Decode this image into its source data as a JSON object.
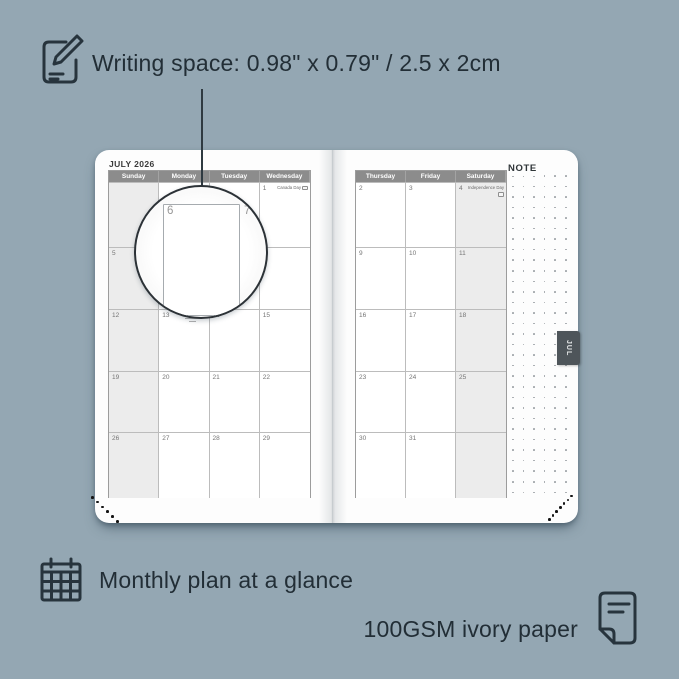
{
  "background_color": "#94a7b3",
  "ink_color": "#27343d",
  "annotations": {
    "writing_space": "Writing space: 0.98\" x 0.79\" / 2.5 x 2cm",
    "monthly_plan": "Monthly plan at a glance",
    "paper": "100GSM ivory paper"
  },
  "planner": {
    "month_title": "JULY 2026",
    "note_label": "NOTE",
    "tab_label": "JUL",
    "left_page": {
      "headers": [
        "Sunday",
        "Monday",
        "Tuesday",
        "Wednesday"
      ],
      "shaded_column": 0,
      "weeks": [
        [
          {
            "day": ""
          },
          {
            "day": ""
          },
          {
            "day": ""
          },
          {
            "day": "1",
            "holiday": "Canada Day",
            "flag": true
          }
        ],
        [
          {
            "day": "5"
          },
          {
            "day": "6"
          },
          {
            "day": "7"
          },
          {
            "day": "8"
          }
        ],
        [
          {
            "day": "12"
          },
          {
            "day": "13"
          },
          {
            "day": "14"
          },
          {
            "day": "15"
          }
        ],
        [
          {
            "day": "19"
          },
          {
            "day": "20"
          },
          {
            "day": "21"
          },
          {
            "day": "22"
          }
        ],
        [
          {
            "day": "26"
          },
          {
            "day": "27"
          },
          {
            "day": "28"
          },
          {
            "day": "29"
          }
        ]
      ]
    },
    "right_page": {
      "headers": [
        "Thursday",
        "Friday",
        "Saturday"
      ],
      "shaded_column": 2,
      "weeks": [
        [
          {
            "day": "2"
          },
          {
            "day": "3"
          },
          {
            "day": "4",
            "holiday": "Independence Day",
            "flag": true
          }
        ],
        [
          {
            "day": "9"
          },
          {
            "day": "10"
          },
          {
            "day": "11"
          }
        ],
        [
          {
            "day": "16"
          },
          {
            "day": "17"
          },
          {
            "day": "18"
          }
        ],
        [
          {
            "day": "23"
          },
          {
            "day": "24"
          },
          {
            "day": "25"
          }
        ],
        [
          {
            "day": "30"
          },
          {
            "day": "31"
          },
          {
            "day": ""
          }
        ]
      ]
    },
    "magnifier": {
      "large_day": "6",
      "adjacent_day": "7"
    },
    "note_grid": {
      "cols": 6,
      "rows": 31
    },
    "corner_dots": {
      "left": 6,
      "right": 7
    }
  },
  "colors": {
    "header_bg": "#8c8c8c",
    "shaded_cell": "#ececec",
    "grid_line": "#bcbcbc",
    "tab_bg": "#4e555a"
  }
}
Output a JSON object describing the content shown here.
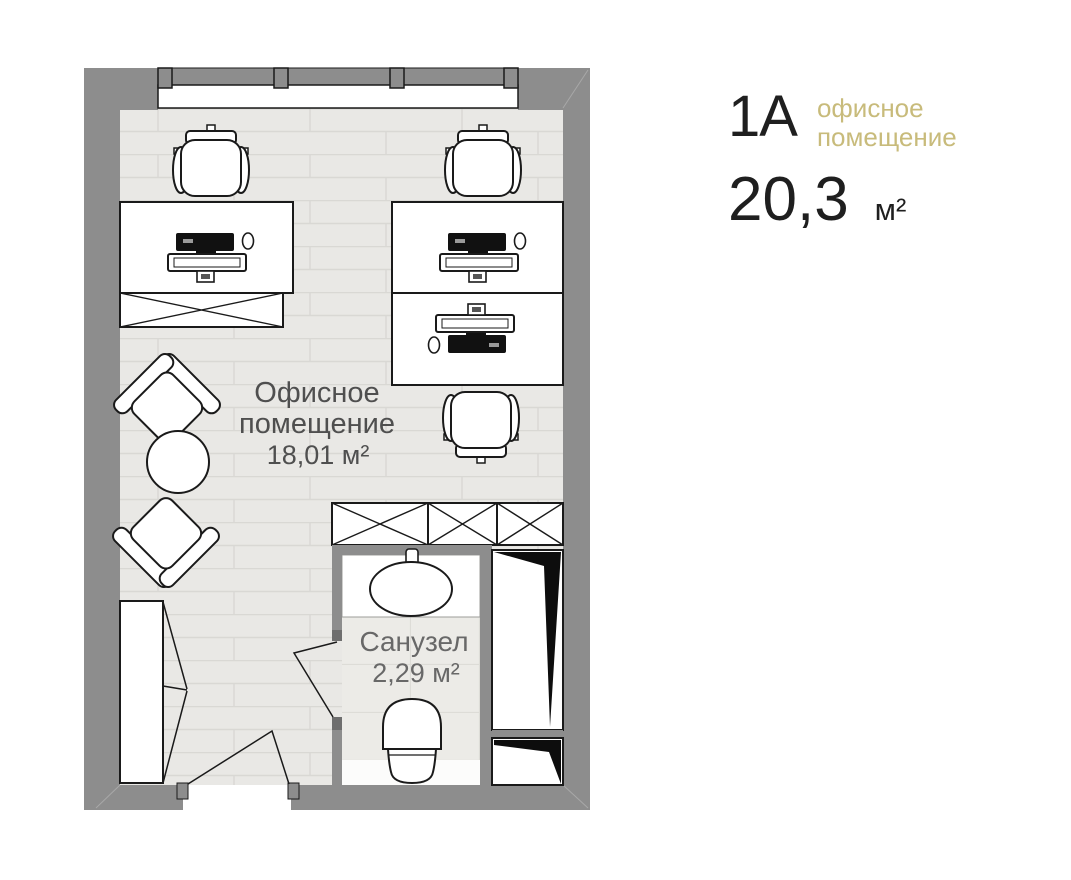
{
  "unit_info": {
    "id": "1А",
    "type_line1": "офисное",
    "type_line2": "помещение",
    "area_value": "20,3",
    "area_unit": "м²"
  },
  "floorplan": {
    "rooms": {
      "office": {
        "name_line1": "Офисное",
        "name_line2": "помещение",
        "area": "18,01 м²"
      },
      "bathroom": {
        "name": "Санузел",
        "area": "2,29 м²"
      }
    },
    "furniture_icons": [
      "desk-workstation-icon",
      "office-chair-icon",
      "lounge-armchair-icon",
      "round-coffee-table-icon",
      "x-storage-cabinet-icon",
      "wardrobe-icon",
      "tall-cabinet-icon",
      "bathroom-sink-icon",
      "toilet-icon",
      "window-icon",
      "door-swing-icon"
    ],
    "colors": {
      "wall": "#8d8d8d",
      "floor": "#e9e8e5",
      "outline": "#1a1a1a",
      "accent_gold": "#c8bb7b"
    }
  }
}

What is required: Check each line of the entries above for the word "cabinet". List the ones that have it.

Task output:
      "x-storage-cabinet-icon",
      "tall-cabinet-icon",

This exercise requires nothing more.